● Given entries
■ ■ ■ ■ ■ ■ ■

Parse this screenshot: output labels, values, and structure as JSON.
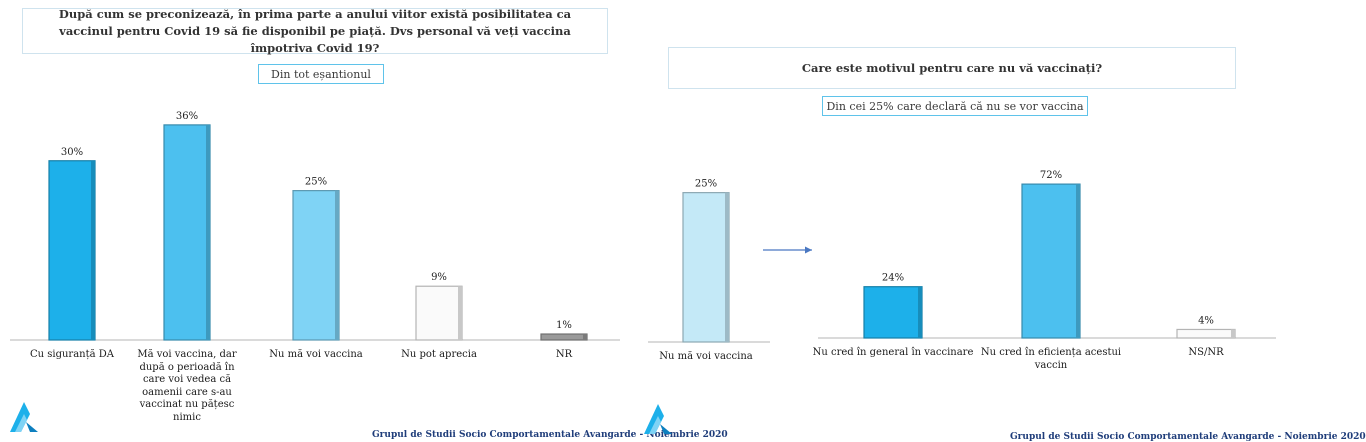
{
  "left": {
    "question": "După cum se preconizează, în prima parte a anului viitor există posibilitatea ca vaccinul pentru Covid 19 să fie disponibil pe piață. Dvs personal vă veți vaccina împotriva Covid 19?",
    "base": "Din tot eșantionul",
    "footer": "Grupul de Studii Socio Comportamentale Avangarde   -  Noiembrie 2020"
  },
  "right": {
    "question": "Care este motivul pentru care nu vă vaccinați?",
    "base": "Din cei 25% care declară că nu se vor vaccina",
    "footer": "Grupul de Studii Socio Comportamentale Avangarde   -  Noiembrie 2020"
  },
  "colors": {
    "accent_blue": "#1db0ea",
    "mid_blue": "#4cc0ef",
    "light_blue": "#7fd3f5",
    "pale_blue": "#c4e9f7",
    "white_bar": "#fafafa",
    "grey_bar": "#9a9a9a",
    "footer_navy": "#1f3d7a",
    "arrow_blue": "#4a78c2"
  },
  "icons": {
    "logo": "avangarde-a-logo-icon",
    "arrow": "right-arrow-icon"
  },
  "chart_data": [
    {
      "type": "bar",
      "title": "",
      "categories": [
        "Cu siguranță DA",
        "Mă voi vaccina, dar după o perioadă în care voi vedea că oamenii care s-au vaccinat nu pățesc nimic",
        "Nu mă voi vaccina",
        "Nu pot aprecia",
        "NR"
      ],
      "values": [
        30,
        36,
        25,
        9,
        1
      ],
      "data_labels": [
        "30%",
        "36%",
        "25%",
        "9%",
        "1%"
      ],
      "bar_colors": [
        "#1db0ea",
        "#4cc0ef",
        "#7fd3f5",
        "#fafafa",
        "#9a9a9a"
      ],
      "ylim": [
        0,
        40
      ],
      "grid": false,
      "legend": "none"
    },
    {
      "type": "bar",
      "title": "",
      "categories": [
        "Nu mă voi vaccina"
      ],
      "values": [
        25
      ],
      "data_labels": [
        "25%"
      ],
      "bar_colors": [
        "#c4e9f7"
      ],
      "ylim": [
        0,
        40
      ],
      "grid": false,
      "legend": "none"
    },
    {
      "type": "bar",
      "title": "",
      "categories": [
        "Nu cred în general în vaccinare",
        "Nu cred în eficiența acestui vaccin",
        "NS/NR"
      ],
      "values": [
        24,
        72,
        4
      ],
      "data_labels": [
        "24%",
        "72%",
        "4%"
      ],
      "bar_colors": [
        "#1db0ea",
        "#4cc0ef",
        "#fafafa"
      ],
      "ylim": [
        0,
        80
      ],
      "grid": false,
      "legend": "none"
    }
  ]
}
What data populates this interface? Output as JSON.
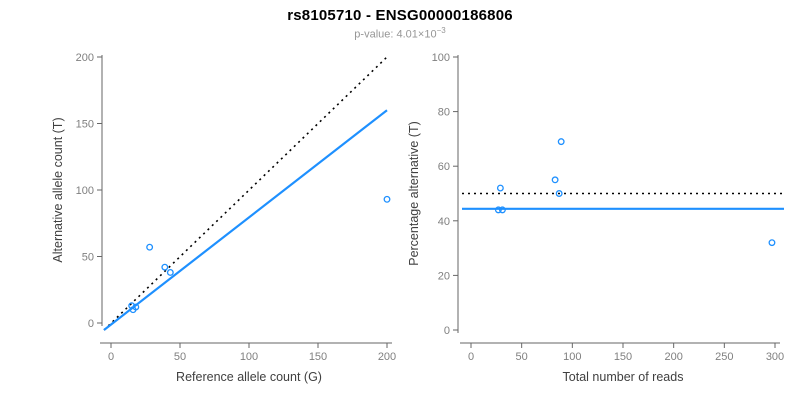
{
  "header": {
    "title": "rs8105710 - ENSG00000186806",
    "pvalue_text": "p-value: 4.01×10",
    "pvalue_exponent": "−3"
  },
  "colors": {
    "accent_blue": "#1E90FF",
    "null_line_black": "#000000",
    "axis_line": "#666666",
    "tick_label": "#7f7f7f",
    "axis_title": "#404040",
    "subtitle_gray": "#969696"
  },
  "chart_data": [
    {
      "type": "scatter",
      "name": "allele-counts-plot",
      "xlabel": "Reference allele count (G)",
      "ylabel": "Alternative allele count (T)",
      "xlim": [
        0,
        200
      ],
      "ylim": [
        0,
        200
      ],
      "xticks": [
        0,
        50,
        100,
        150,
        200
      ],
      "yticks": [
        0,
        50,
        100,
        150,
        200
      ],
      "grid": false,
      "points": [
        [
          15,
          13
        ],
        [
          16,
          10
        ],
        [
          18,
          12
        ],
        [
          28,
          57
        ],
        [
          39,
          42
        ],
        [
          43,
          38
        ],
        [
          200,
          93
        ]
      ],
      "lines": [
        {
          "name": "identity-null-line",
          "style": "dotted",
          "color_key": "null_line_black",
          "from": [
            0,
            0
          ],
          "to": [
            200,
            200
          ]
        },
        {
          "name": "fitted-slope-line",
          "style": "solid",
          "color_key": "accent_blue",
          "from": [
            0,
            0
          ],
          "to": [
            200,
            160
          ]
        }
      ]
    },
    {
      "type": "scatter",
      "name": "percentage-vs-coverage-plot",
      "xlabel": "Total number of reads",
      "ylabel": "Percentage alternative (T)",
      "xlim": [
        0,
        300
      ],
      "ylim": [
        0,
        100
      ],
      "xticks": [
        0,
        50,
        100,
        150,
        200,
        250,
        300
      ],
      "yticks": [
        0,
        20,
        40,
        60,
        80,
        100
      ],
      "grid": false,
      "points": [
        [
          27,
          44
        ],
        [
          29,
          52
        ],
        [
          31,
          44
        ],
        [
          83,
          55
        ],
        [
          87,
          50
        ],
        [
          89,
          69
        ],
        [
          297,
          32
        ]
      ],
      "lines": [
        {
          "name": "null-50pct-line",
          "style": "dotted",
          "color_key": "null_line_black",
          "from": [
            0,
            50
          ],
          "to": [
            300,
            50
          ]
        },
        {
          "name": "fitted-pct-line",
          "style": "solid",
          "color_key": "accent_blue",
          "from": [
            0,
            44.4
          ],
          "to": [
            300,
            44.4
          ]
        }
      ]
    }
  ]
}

■ ■ ■ ■ ■ ■ ■

Restate the whole of the material word for word without the pictures.

● Right answer
Parse this screenshot: output labels, values, and structure as JSON.
{
  "left": {
    "question": "După cum se preconizează, în prima parte a anului viitor există posibilitatea ca vaccinul pentru Covid 19 să fie disponibil pe piață. Dvs personal vă veți vaccina împotriva Covid 19?",
    "base": "Din tot eșantionul",
    "footer": "Grupul de Studii Socio Comportamentale Avangarde   -  Noiembrie 2020"
  },
  "right": {
    "question": "Care este motivul pentru care nu vă vaccinați?",
    "base": "Din cei 25% care declară că nu se vor vaccina",
    "footer": "Grupul de Studii Socio Comportamentale Avangarde   -  Noiembrie 2020"
  },
  "colors": {
    "accent_blue": "#1db0ea",
    "mid_blue": "#4cc0ef",
    "light_blue": "#7fd3f5",
    "pale_blue": "#c4e9f7",
    "white_bar": "#fafafa",
    "grey_bar": "#9a9a9a",
    "footer_navy": "#1f3d7a",
    "arrow_blue": "#4a78c2"
  },
  "icons": {
    "logo": "avangarde-a-logo-icon",
    "arrow": "right-arrow-icon"
  },
  "chart_data": [
    {
      "type": "bar",
      "title": "",
      "categories": [
        "Cu siguranță DA",
        "Mă voi vaccina, dar după o perioadă în care voi vedea că oamenii care s-au vaccinat nu pățesc nimic",
        "Nu mă voi vaccina",
        "Nu pot aprecia",
        "NR"
      ],
      "values": [
        30,
        36,
        25,
        9,
        1
      ],
      "data_labels": [
        "30%",
        "36%",
        "25%",
        "9%",
        "1%"
      ],
      "bar_colors": [
        "#1db0ea",
        "#4cc0ef",
        "#7fd3f5",
        "#fafafa",
        "#9a9a9a"
      ],
      "ylim": [
        0,
        40
      ],
      "grid": false,
      "legend": "none"
    },
    {
      "type": "bar",
      "title": "",
      "categories": [
        "Nu mă voi vaccina"
      ],
      "values": [
        25
      ],
      "data_labels": [
        "25%"
      ],
      "bar_colors": [
        "#c4e9f7"
      ],
      "ylim": [
        0,
        40
      ],
      "grid": false,
      "legend": "none"
    },
    {
      "type": "bar",
      "title": "",
      "categories": [
        "Nu cred în general în vaccinare",
        "Nu cred în eficiența acestui vaccin",
        "NS/NR"
      ],
      "values": [
        24,
        72,
        4
      ],
      "data_labels": [
        "24%",
        "72%",
        "4%"
      ],
      "bar_colors": [
        "#1db0ea",
        "#4cc0ef",
        "#fafafa"
      ],
      "ylim": [
        0,
        80
      ],
      "grid": false,
      "legend": "none"
    }
  ]
}
What data populates this interface? Output as JSON.
{
  "header": {
    "title": "rs8105710 - ENSG00000186806",
    "pvalue_text": "p-value: 4.01×10",
    "pvalue_exponent": "−3"
  },
  "colors": {
    "accent_blue": "#1E90FF",
    "null_line_black": "#000000",
    "axis_line": "#666666",
    "tick_label": "#7f7f7f",
    "axis_title": "#404040",
    "subtitle_gray": "#969696"
  },
  "chart_data": [
    {
      "type": "scatter",
      "name": "allele-counts-plot",
      "xlabel": "Reference allele count (G)",
      "ylabel": "Alternative allele count (T)",
      "xlim": [
        0,
        200
      ],
      "ylim": [
        0,
        200
      ],
      "xticks": [
        0,
        50,
        100,
        150,
        200
      ],
      "yticks": [
        0,
        50,
        100,
        150,
        200
      ],
      "grid": false,
      "points": [
        [
          15,
          13
        ],
        [
          16,
          10
        ],
        [
          18,
          12
        ],
        [
          28,
          57
        ],
        [
          39,
          42
        ],
        [
          43,
          38
        ],
        [
          200,
          93
        ]
      ],
      "lines": [
        {
          "name": "identity-null-line",
          "style": "dotted",
          "color_key": "null_line_black",
          "from": [
            0,
            0
          ],
          "to": [
            200,
            200
          ]
        },
        {
          "name": "fitted-slope-line",
          "style": "solid",
          "color_key": "accent_blue",
          "from": [
            0,
            0
          ],
          "to": [
            200,
            160
          ]
        }
      ]
    },
    {
      "type": "scatter",
      "name": "percentage-vs-coverage-plot",
      "xlabel": "Total number of reads",
      "ylabel": "Percentage alternative (T)",
      "xlim": [
        0,
        300
      ],
      "ylim": [
        0,
        100
      ],
      "xticks": [
        0,
        50,
        100,
        150,
        200,
        250,
        300
      ],
      "yticks": [
        0,
        20,
        40,
        60,
        80,
        100
      ],
      "grid": false,
      "points": [
        [
          27,
          44
        ],
        [
          29,
          52
        ],
        [
          31,
          44
        ],
        [
          83,
          55
        ],
        [
          87,
          50
        ],
        [
          89,
          69
        ],
        [
          297,
          32
        ]
      ],
      "lines": [
        {
          "name": "null-50pct-line",
          "style": "dotted",
          "color_key": "null_line_black",
          "from": [
            0,
            50
          ],
          "to": [
            300,
            50
          ]
        },
        {
          "name": "fitted-pct-line",
          "style": "solid",
          "color_key": "accent_blue",
          "from": [
            0,
            44.4
          ],
          "to": [
            300,
            44.4
          ]
        }
      ]
    }
  ]
}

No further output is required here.